### [Short exercise]
Give back exactly the lines from the one containing "Extract all readable text from this page." through the end of the records, including both, and no others.

### [Extracted information]
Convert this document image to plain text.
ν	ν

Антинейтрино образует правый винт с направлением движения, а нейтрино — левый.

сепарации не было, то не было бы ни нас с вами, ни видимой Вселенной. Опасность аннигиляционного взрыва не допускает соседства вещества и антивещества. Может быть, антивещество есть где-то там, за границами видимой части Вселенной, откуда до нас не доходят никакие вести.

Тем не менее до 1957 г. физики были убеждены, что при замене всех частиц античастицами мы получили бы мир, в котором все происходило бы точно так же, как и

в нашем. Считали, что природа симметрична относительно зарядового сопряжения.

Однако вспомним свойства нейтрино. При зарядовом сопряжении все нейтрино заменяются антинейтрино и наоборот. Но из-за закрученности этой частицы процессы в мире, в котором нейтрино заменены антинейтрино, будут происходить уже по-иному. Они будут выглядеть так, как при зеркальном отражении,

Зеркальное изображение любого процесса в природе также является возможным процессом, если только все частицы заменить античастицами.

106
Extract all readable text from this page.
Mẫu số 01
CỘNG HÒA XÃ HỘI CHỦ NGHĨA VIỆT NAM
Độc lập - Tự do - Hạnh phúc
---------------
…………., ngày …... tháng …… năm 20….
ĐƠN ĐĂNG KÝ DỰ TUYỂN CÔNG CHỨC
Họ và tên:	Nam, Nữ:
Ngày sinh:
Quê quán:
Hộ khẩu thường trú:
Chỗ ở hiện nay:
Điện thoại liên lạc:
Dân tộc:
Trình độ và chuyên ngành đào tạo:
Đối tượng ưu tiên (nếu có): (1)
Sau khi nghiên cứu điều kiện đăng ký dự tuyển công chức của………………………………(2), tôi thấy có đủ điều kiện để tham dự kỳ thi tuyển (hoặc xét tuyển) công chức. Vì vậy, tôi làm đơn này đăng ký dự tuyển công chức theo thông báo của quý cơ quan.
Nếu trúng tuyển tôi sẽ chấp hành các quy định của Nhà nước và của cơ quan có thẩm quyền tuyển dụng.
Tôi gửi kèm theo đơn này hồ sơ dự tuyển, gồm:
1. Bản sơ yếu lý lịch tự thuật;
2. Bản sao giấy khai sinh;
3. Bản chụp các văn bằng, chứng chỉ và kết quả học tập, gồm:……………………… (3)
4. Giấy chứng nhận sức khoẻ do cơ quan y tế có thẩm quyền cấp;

### [Answer to this problem]
Extract all readable text from this page.
Mẫu số 01
CỘNG HÒA XÃ HỘI CHỦ NGHĨA VIỆT NAM
Độc lập - Tự do - Hạnh phúc
---------------
…………., ngày …... tháng …… năm 20….
ĐƠN ĐĂNG KÝ DỰ TUYỂN CÔNG CHỨC
Họ và tên:	Nam, Nữ:
Ngày sinh:
Quê quán:
Hộ khẩu thường trú:
Chỗ ở hiện nay:
Điện thoại liên lạc:
Dân tộc:
Trình độ và chuyên ngành đào tạo:
Đối tượng ưu tiên (nếu có): (1)
Sau khi nghiên cứu điều kiện đăng ký dự tuyển công chức của………………………………(2), tôi thấy có đủ điều kiện để tham dự kỳ thi tuyển (hoặc xét tuyển) công chức. Vì vậy, tôi làm đơn này đăng ký dự tuyển công chức theo thông báo của quý cơ quan.
Nếu trúng tuyển tôi sẽ chấp hành các quy định của Nhà nước và của cơ quan có thẩm quyền tuyển dụng.
Tôi gửi kèm theo đơn này hồ sơ dự tuyển, gồm:
1. Bản sơ yếu lý lịch tự thuật;
2. Bản sao giấy khai sinh;
3. Bản chụp các văn bằng, chứng chỉ và kết quả học tập, gồm:……………………… (3)
4. Giấy chứng nhận sức khoẻ do cơ quan y tế có thẩm quyền cấp;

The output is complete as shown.